Document section:
○ ○ ○ ○ ○

Revenue trend by geography (Source: Company Reports)
DOW projects that the telecommunications market will stay relatively buoyant over the next few years while growth in utilities will be on the back of wind and solar projects in Australia. Water, gas and power distribution is expected to continue to grow and the company expects major investments in upgrading and extending Australia’s transmission grid to cope with the requirements of renewable and energy storage capacity; and this will benefit Downer, which is one of the leading players in support. Additionally, Population growth and government outsourcing is expected to accelerate growth in social infrastructure opportunities across most Australian states in health, education, and other government services such as defense. However, while there is a decline in oil and gas related construction, as the major LNG builds come to an end, but the company is growing their asset services business in this sector. Due to 25 process trains soon to be in operation around Australia, there will be significant opportunities in shutdowns, turnarounds and general maintenance. There will also be increased investment in greenfield and brownfield iron ore projects. In addition, the company’s Mining business is becoming more efficient and expected to improve asset utilization to take advantage of the market.

○ ○ ○ ○ ○

Supplied entries:
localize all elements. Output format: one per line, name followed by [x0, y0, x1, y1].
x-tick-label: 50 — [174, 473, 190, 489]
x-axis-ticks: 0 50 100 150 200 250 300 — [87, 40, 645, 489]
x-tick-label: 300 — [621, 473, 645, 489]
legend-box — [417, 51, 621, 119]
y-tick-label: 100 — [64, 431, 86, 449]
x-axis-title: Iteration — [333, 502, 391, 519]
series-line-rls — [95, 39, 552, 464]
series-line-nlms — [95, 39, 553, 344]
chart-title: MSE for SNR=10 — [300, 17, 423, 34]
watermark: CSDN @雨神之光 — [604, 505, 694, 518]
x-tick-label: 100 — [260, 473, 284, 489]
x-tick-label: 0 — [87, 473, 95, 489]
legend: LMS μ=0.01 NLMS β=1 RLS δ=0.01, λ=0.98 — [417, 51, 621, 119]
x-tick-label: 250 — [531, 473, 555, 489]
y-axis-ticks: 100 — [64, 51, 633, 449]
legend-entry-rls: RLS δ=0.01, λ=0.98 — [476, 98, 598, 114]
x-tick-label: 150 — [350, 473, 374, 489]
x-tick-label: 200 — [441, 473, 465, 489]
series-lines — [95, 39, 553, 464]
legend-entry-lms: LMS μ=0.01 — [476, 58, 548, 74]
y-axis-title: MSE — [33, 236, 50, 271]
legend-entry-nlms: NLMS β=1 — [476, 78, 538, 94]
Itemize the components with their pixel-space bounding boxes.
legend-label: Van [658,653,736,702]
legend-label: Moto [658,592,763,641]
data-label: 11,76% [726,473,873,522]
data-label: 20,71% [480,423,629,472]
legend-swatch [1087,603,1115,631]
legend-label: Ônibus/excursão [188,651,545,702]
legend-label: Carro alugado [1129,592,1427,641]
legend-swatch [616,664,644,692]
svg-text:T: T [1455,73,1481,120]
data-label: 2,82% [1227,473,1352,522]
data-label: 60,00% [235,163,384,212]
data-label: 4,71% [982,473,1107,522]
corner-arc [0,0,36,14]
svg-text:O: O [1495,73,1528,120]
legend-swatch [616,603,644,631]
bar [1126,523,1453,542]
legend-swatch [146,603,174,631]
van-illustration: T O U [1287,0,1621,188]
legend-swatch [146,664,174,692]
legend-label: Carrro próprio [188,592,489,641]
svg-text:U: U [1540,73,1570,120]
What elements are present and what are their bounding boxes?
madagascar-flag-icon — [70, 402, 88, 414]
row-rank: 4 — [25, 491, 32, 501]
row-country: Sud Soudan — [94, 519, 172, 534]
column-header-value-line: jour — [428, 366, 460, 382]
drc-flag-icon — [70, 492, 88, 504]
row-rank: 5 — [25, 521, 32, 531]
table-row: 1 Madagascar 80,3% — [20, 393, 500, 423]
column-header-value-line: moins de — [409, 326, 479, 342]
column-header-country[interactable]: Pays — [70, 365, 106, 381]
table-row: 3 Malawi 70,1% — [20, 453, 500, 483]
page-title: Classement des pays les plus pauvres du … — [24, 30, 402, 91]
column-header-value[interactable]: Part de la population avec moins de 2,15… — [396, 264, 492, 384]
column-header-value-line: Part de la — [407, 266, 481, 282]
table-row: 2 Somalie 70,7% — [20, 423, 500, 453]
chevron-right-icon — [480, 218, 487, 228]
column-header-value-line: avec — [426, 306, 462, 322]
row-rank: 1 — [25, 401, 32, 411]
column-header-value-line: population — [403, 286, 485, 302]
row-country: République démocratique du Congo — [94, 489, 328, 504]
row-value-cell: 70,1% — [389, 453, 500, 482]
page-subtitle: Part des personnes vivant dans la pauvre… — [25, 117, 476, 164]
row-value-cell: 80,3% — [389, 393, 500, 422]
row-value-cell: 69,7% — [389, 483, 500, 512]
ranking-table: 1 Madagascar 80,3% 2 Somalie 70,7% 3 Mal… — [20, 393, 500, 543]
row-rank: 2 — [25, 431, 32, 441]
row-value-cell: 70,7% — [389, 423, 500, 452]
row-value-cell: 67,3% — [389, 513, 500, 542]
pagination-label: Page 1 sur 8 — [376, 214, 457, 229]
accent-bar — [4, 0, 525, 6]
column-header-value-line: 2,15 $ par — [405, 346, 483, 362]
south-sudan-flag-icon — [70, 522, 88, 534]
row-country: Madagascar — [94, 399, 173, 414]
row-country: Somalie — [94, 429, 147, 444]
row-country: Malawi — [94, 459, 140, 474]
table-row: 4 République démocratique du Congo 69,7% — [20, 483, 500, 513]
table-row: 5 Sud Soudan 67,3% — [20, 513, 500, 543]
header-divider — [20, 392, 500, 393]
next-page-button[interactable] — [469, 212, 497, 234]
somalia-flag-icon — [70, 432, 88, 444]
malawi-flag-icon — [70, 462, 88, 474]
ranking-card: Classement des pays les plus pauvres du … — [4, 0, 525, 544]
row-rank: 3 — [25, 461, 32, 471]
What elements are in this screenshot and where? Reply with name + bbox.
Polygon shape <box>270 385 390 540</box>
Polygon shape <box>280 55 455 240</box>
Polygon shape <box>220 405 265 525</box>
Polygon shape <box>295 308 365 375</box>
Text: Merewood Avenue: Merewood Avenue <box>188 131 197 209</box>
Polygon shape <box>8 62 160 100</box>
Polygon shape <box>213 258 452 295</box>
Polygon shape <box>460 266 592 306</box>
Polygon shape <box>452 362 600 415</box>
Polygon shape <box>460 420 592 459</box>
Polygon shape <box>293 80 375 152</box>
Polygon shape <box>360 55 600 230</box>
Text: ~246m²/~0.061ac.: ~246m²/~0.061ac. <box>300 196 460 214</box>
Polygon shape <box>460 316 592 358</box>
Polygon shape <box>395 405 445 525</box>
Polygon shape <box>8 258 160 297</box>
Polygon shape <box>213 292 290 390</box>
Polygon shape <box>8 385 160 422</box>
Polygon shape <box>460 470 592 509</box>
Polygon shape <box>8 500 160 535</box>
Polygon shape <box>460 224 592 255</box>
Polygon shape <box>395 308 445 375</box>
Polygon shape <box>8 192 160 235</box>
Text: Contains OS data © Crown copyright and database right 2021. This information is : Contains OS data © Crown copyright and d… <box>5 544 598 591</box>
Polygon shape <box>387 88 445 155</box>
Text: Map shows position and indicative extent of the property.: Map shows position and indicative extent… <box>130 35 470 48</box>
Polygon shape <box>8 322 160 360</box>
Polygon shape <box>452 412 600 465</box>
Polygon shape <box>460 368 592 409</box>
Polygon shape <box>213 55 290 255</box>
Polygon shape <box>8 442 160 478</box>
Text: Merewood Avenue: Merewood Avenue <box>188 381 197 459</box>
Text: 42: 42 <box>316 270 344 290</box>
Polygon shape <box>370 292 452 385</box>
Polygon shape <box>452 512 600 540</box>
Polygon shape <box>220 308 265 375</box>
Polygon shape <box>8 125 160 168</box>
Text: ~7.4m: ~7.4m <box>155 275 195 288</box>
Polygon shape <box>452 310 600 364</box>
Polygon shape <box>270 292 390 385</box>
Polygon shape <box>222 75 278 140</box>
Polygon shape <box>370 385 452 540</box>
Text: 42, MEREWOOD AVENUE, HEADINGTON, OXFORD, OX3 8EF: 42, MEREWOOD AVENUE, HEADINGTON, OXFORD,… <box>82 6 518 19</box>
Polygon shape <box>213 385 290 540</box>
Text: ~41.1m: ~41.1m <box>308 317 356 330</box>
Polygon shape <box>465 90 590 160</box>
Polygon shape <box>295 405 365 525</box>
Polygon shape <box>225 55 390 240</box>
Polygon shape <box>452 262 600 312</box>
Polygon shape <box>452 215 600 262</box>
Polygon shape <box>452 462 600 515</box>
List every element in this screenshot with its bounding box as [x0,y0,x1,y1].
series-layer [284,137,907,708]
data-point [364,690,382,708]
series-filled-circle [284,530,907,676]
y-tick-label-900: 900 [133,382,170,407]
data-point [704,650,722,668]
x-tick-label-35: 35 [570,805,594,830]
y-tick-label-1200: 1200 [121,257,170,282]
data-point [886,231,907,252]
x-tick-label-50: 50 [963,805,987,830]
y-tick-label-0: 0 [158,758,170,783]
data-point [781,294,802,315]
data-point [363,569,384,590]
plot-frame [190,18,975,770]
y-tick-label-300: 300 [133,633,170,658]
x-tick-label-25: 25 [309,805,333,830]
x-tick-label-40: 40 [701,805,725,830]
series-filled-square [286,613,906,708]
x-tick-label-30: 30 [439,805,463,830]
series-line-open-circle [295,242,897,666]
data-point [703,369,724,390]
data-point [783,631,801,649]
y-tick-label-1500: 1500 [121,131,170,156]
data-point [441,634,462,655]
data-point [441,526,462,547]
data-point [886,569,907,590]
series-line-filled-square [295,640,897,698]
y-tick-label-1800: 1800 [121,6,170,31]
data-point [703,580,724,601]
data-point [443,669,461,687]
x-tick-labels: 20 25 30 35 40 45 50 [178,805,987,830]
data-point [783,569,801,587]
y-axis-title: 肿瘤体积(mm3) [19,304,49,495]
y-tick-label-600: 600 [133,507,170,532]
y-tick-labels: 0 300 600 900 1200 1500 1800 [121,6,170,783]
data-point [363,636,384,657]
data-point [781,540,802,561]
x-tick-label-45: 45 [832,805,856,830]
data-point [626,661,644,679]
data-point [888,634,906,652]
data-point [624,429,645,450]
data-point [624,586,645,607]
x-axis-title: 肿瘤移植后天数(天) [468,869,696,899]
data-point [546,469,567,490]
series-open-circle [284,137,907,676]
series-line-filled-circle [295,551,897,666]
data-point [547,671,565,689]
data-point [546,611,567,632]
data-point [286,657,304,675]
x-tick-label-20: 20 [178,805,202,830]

○ ○ ○ ○ ○

To do:
A. List every kind of work in which the Downer market outlook says the 25 process trains will create significant opportunities.
B. Continue the Downer market outlook from its final sentence.

Results of the exercise:
A.
- Shutdowns
- Turnarounds
- General maintenance

B.
Stock Recommendation: DOW stock has fallen 16.20% in three months as on January 04, 2019. The company is trading at a price of $6.81, and has support at $6.3 and resistance at $7.1. The company’s divisions grew in FY18 and the company was able to meet the guidance for the seventh year in a row. Group’s gross margin has been at 44.6% for 2018, well above the industry median of 38%, while the group has to improve its operating margins. The quick ratio and current ratio have been up by low double digit on a year on year basis. One year cash receipts’ growth has been 61.6%. Given the entire scenario and latest developments, the stock is expected to witness a target price growth of single digit in the next 12-24 months. Forward 12 month dividend yield is expected to be maintained between 4% to 5%. Therefore, we give a “Buy” recommendation on the stock at the current price of $ 6.81 (up 4.4% on January 7, 2019), ahead of the FY19 half year result expected in February 2019.